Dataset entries
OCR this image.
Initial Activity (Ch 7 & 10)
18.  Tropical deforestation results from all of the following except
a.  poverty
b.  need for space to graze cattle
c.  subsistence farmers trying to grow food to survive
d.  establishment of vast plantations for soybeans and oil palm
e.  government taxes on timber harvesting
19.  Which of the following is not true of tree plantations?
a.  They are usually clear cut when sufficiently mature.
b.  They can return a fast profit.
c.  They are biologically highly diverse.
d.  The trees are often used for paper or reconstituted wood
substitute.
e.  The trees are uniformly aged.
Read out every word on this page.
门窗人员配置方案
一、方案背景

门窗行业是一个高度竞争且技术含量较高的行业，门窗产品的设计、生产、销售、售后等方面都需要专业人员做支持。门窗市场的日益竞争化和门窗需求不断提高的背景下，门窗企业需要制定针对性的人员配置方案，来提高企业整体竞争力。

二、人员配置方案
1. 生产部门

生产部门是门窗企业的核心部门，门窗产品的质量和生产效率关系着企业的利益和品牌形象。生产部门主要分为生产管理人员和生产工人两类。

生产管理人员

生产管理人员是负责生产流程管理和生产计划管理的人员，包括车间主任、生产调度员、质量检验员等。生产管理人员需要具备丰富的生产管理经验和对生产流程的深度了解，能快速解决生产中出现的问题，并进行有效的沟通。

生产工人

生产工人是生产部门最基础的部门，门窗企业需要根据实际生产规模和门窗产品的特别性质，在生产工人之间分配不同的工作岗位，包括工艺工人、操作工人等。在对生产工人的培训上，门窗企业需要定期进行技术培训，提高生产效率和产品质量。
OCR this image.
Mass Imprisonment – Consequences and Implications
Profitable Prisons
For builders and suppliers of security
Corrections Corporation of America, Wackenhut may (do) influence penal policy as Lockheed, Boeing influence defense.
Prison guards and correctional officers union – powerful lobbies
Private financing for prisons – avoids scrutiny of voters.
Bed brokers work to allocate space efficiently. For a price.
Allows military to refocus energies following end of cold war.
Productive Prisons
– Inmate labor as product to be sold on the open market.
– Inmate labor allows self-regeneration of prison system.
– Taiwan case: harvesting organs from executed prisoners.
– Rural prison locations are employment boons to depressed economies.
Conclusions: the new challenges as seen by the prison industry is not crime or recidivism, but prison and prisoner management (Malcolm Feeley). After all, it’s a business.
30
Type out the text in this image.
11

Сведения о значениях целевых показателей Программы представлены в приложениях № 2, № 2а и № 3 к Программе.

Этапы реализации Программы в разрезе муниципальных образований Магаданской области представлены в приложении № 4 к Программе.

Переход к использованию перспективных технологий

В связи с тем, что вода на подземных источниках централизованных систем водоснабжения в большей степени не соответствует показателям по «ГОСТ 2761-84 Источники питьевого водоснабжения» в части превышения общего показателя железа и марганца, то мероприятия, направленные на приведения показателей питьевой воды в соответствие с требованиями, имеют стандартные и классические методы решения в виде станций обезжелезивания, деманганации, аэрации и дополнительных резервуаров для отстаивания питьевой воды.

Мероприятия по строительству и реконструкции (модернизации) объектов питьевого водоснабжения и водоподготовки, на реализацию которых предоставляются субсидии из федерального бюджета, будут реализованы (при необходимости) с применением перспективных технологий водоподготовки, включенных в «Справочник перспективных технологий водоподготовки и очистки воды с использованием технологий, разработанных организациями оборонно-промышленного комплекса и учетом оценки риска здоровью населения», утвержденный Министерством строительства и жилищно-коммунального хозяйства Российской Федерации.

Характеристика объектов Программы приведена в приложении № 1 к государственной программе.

# WRITTEN TASK
Reproduce the entries above in full, verbatim.

# RESPONSE TO THIS TASK
OCR this image.
Initial Activity (Ch 7 & 10)
18.  Tropical deforestation results from all of the following except
a.  poverty
b.  need for space to graze cattle
c.  subsistence farmers trying to grow food to survive
d.  establishment of vast plantations for soybeans and oil palm
e.  government taxes on timber harvesting
19.  Which of the following is not true of tree plantations?
a.  They are usually clear cut when sufficiently mature.
b.  They can return a fast profit.
c.  They are biologically highly diverse.
d.  The trees are often used for paper or reconstituted wood
substitute.
e.  The trees are uniformly aged.
Read out every word on this page.
门窗人员配置方案
一、方案背景

门窗行业是一个高度竞争且技术含量较高的行业，门窗产品的设计、生产、销售、售后等方面都需要专业人员做支持。门窗市场的日益竞争化和门窗需求不断提高的背景下，门窗企业需要制定针对性的人员配置方案，来提高企业整体竞争力。

二、人员配置方案
1. 生产部门

生产部门是门窗企业的核心部门，门窗产品的质量和生产效率关系着企业的利益和品牌形象。生产部门主要分为生产管理人员和生产工人两类。

生产管理人员

生产管理人员是负责生产流程管理和生产计划管理的人员，包括车间主任、生产调度员、质量检验员等。生产管理人员需要具备丰富的生产管理经验和对生产流程的深度了解，能快速解决生产中出现的问题，并进行有效的沟通。

生产工人

生产工人是生产部门最基础的部门，门窗企业需要根据实际生产规模和门窗产品的特别性质，在生产工人之间分配不同的工作岗位，包括工艺工人、操作工人等。在对生产工人的培训上，门窗企业需要定期进行技术培训，提高生产效率和产品质量。
OCR this image.
Mass Imprisonment – Consequences and Implications
Profitable Prisons
For builders and suppliers of security
Corrections Corporation of America, Wackenhut may (do) influence penal policy as Lockheed, Boeing influence defense.
Prison guards and correctional officers union – powerful lobbies
Private financing for prisons – avoids scrutiny of voters.
Bed brokers work to allocate space efficiently. For a price.
Allows military to refocus energies following end of cold war.
Productive Prisons
– Inmate labor as product to be sold on the open market.
– Inmate labor allows self-regeneration of prison system.
– Taiwan case: harvesting organs from executed prisoners.
– Rural prison locations are employment boons to depressed economies.
Conclusions: the new challenges as seen by the prison industry is not crime or recidivism, but prison and prisoner management (Malcolm Feeley). After all, it’s a business.
30
Type out the text in this image.
11

Сведения о значениях целевых показателей Программы представлены в приложениях № 2, № 2а и № 3 к Программе.

Этапы реализации Программы в разрезе муниципальных образований Магаданской области представлены в приложении № 4 к Программе.

Переход к использованию перспективных технологий

В связи с тем, что вода на подземных источниках централизованных систем водоснабжения в большей степени не соответствует показателям по «ГОСТ 2761-84 Источники питьевого водоснабжения» в части превышения общего показателя железа и марганца, то мероприятия, направленные на приведения показателей питьевой воды в соответствие с требованиями, имеют стандартные и классические методы решения в виде станций обезжелезивания, деманганации, аэрации и дополнительных резервуаров для отстаивания питьевой воды.

Мероприятия по строительству и реконструкции (модернизации) объектов питьевого водоснабжения и водоподготовки, на реализацию которых предоставляются субсидии из федерального бюджета, будут реализованы (при необходимости) с применением перспективных технологий водоподготовки, включенных в «Справочник перспективных технологий водоподготовки и очистки воды с использованием технологий, разработанных организациями оборонно-промышленного комплекса и учетом оценки риска здоровью населения», утвержденный Министерством строительства и жилищно-коммунального хозяйства Российской Федерации.

Характеристика объектов Программы приведена в приложении № 1 к государственной программе.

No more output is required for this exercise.